OBJECTIVE 1 -
Answer these questions from the text on music in the American South, one answer a line, marked to match:
(a) In what year was the Delta Blues Museum established?
(b) Which NEH division is listed with the Delta Blues Museum project?
(c) In what year did Patrick Burke's piece "What is Music" appear in Humanities magazine?

SOURCE -
From archival research on seventeenth-century Franco-Italian music and dance by scholars in Alabama to the expansion of the Delta Blues Museum in Clarksdale, Mississippi, the exploration and celebration of music continues to thrive throughout the American South.
The birthplace of some of America’s most treasured musical traditions—such as country music in the hills of Tennessee and zydeco in the bayous of Louisiana—the South has a rich history of creating and adapting musical traditions from across cultures and countries.
Funding from the National Endowment for the Humanities (NEH) supports institutions and individuals throughout the country in showcasing and expanding access to this scholarship through digital and physical museum exhibitions, research fellowships, education programs for K –12 and university teachers, and more. Explore some recent NEH-supported projects from Mississippi, Louisiana, Tennessee, Kentucky, Alabama, and Arkansas focusing on music and its connections to the humanities.
As ethnomusicologist Patrick Burke said in his 2015 piece for Humanities magazine, “What is Music”: “Whatever your source of inspiration, ethnomusicology demonstrates that making music is a fundamental part of what it means to be human.” Read a special 2020 issue of NEH’s Humanities magazine on music and the humanities here.
Courtesy of the Delta Blues Museum
The Story of America’s Music
Delta Blues Museum | Clarksdale, Mississippi
Division of Public Programs
In Clarksdale, Mississippi, situated at the intersection of Highways 61 and 49, you’ll find the “land where the blues began” and the first museum devoted entirely to this uniquely American musical tradition. Since its establishment in 1979, the Delta Blues Museum has worked to preserve the history and culture of blues. Through exhibits and online programs, the museum takes audiences through the story of blues music, from its origins in the spirituals and work songs of enslaved people in the deep South through the Great Migration of the twentieth century to today.

OBJECTIVE 2 - Lay out the stretch of the records from the line that contains "- bar-2003-pretty-much: [314, 118, 600, 157]" through the line that contains "- year-label-1963: 1963: [21, 457, 72, 483]" as a Markdown table with the columns n and Line, numbering each row and leaving out blank lines.

MATERIAL FOR THIS TASK -
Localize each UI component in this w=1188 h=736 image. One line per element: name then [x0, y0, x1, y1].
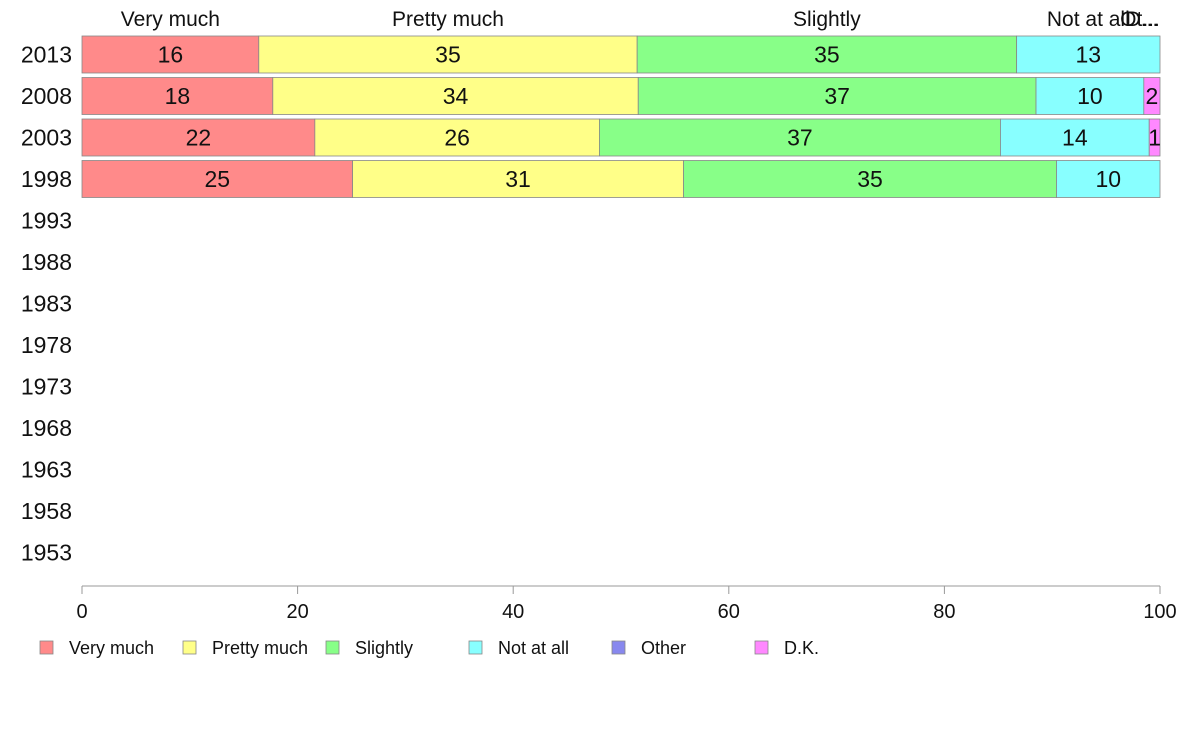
- bar-2003-pretty-much: [314, 118, 600, 157]
- year-label-2003: 2003: [21, 125, 72, 151]
- value-label-2013-very-much: 16: [158, 42, 184, 68]
- x-tick-label-20: 20: [286, 601, 308, 623]
- value-label-2003-d-k-: 1: [1148, 125, 1161, 151]
- legend-label-4: Not at all: [498, 638, 569, 658]
- bar-2008-d-k-: [1143, 77, 1161, 115]
- year-label-2013: 2013: [21, 42, 72, 68]
- year-label-1958: 1958: [21, 498, 72, 524]
- value-label-2008-very-much: 18: [165, 83, 191, 109]
- value-label-2008-pretty-much: 34: [443, 83, 469, 109]
- year-label-1983: 1983: [21, 291, 72, 317]
- year-axis-labels: 2013 2008 2003 1998 1993 1988 1983 1978 1973 1968…: [21, 42, 72, 566]
- value-label-2013-slightly: 35: [814, 42, 840, 68]
- legend-label-3: Slightly: [355, 638, 413, 658]
- bar-2008-not-at-all: [1035, 77, 1145, 115]
- legend-label-1: Very much: [69, 638, 154, 658]
- year-label-1953: 1953: [21, 540, 72, 566]
- value-label-1998-very-much: 25: [204, 166, 230, 192]
- value-label-2008-d-k-: 2: [1146, 83, 1159, 109]
- x-tick-label-100: 100: [1143, 601, 1176, 623]
- top-label-6: D...: [1126, 8, 1159, 31]
- bar-2013-not-at-all: [1016, 35, 1161, 74]
- legend-label-5: Other: [641, 638, 686, 658]
- year-label-1978: 1978: [21, 332, 72, 358]
- legend-swatch-4: [468, 640, 483, 655]
- year-label-2008: 2008: [21, 83, 72, 109]
- value-label-2003-very-much: 22: [186, 125, 212, 151]
- year-label-1963: 1963: [21, 457, 72, 483]
- bar-2003-d-k-: [1148, 118, 1161, 157]
- top-label-1: Very much: [121, 8, 220, 31]
- value-label-2013-pretty-much: 35: [435, 42, 461, 68]
- top-label-4: Not at all: [1047, 8, 1130, 31]
- bar-2008-pretty-much: [272, 77, 639, 115]
- legend-label-2: Pretty much: [212, 638, 308, 658]
- legend-label-6: D.K.: [784, 638, 819, 658]
- x-tick-label-80: 80: [933, 601, 955, 623]
- value-label-2003-not-at-all: 14: [1062, 125, 1088, 151]
- value-label-1998-pretty-much: 31: [505, 166, 531, 192]
- year-label-1993: 1993: [21, 208, 72, 234]
- top-category-labels: Very much Pretty much Slightly Not at allOt…: [121, 8, 1160, 31]
- value-label-2013-not-at-all: 13: [1076, 42, 1102, 68]
- year-label-1968: 1968: [21, 415, 72, 441]
- bar-1998-pretty-much: [352, 160, 684, 198]
- year-label-1973: 1973: [21, 374, 72, 400]
- bar-2008-very-much: [81, 77, 274, 115]
- top-label-2: Pretty much: [392, 8, 504, 31]
- legend-swatch-3: [325, 640, 340, 655]
- legend-swatch-6: [754, 640, 769, 655]
- legend-swatch-1: [39, 640, 54, 655]
- bar-1998-slightly: [683, 160, 1057, 198]
- bar-2003-slightly: [599, 118, 1001, 157]
- value-label-2008-slightly: 37: [824, 83, 850, 109]
- year-label-1998: 1998: [21, 166, 72, 192]
- value-label-2008-not-at-all: 10: [1077, 83, 1103, 109]
- value-label-2003-slightly: 37: [787, 125, 813, 151]
- bar-1998-not-at-all: [1056, 160, 1161, 198]
- bar-1998-very-much: [81, 160, 353, 198]
- bar-2008-slightly: [637, 77, 1037, 115]
- value-label-1998-not-at-all: 10: [1095, 166, 1121, 192]
- legend: Very much Pretty much Slightly Not at all Ot…: [39, 638, 819, 658]
- x-tick-label-40: 40: [502, 601, 524, 623]
- value-label-1998-slightly: 35: [857, 166, 883, 192]
- bar-2003-not-at-all: [1000, 118, 1150, 157]
- year-label-1988: 1988: [21, 249, 72, 275]
- x-tick-label-0: 0: [76, 601, 87, 623]
- top-label-5: Ot...: [1120, 8, 1160, 31]
- legend-swatch-2: [182, 640, 197, 655]
- value-label-2003-pretty-much: 26: [444, 125, 470, 151]
- legend-swatch-5: [611, 640, 626, 655]
- bar-2003-very-much: [81, 118, 316, 157]
- bar-2013-pretty-much: [258, 35, 638, 74]
- x-tick-label-60: 60: [718, 601, 740, 623]
- top-label-3: Slightly: [793, 8, 861, 31]
- x-axis: 0 20 40 60 80 100: [76, 585, 1177, 623]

FULL OUTPUT 1 -
(a) 1979
(b) Division of Public Programs
(c) 2015

FULL OUTPUT 2 -
| n | Line |
|---|---|
| 1 | - bar-2003-pretty-much: [314, 118, 600, 157] |
| 2 | - year-label-2003: 2003: [21, 125, 72, 151] |
| 3 | - value-label-2013-very-much: 16: [158, 42, 184, 68] |
| 4 | - x-tick-label-20: 20: [286, 601, 308, 623] |
| 5 | - value-label-2003-d-k-: 1: [1148, 125, 1161, 151] |
| 6 | - legend-label-4: Not at all: [498, 638, 569, 658] |
| 7 | - bar-2008-d-k-: [1143, 77, 1161, 115] |
| 8 | - year-label-2013: 2013: [21, 42, 72, 68] |
| 9 | - year-label-1958: 1958: [21, 498, 72, 524] |
| 10 | - value-label-2008-very-much: 18: [165, 83, 191, 109] |
| 11 | - value-label-2008-pretty-much: 34: [443, 83, 469, 109] |
| 12 | - year-label-1983: 1983: [21, 291, 72, 317] |
| 13 | - year-axis-labels: 2013 2008 2003 1998 1993 1988 1983 1978 1973 1968…: [21, 42, 72, 566] |
| 14 | - value-label-2013-slightly: 35: [814, 42, 840, 68] |
| 15 | - legend-label-3: Slightly: [355, 638, 413, 658] |
| 16 | - bar-2008-not-at-all: [1035, 77, 1145, 115] |
| 17 | - legend-label-1: Very much: [69, 638, 154, 658] |
| 18 | - year-label-1953: 1953: [21, 540, 72, 566] |
| 19 | - value-label-1998-very-much: 25: [204, 166, 230, 192] |
| 20 | - value-label-2008-d-k-: 2: [1146, 83, 1159, 109] |
| 21 | - x-tick-label-100: 100: [1143, 601, 1176, 623] |
| 22 | - top-label-6: D...: [1126, 8, 1159, 31] |
| 23 | - bar-2013-not-at-all: [1016, 35, 1161, 74] |
| 24 | - legend-label-5: Other: [641, 638, 686, 658] |
| 25 | - year-label-1978: 1978: [21, 332, 72, 358] |
| 26 | - legend-swatch-4: [468, 640, 483, 655] |
| 27 | - year-label-2008: 2008: [21, 83, 72, 109] |
| 28 | - value-label-2003-very-much: 22: [186, 125, 212, 151] |
| 29 | - year-label-1963: 1963: [21, 457, 72, 483] |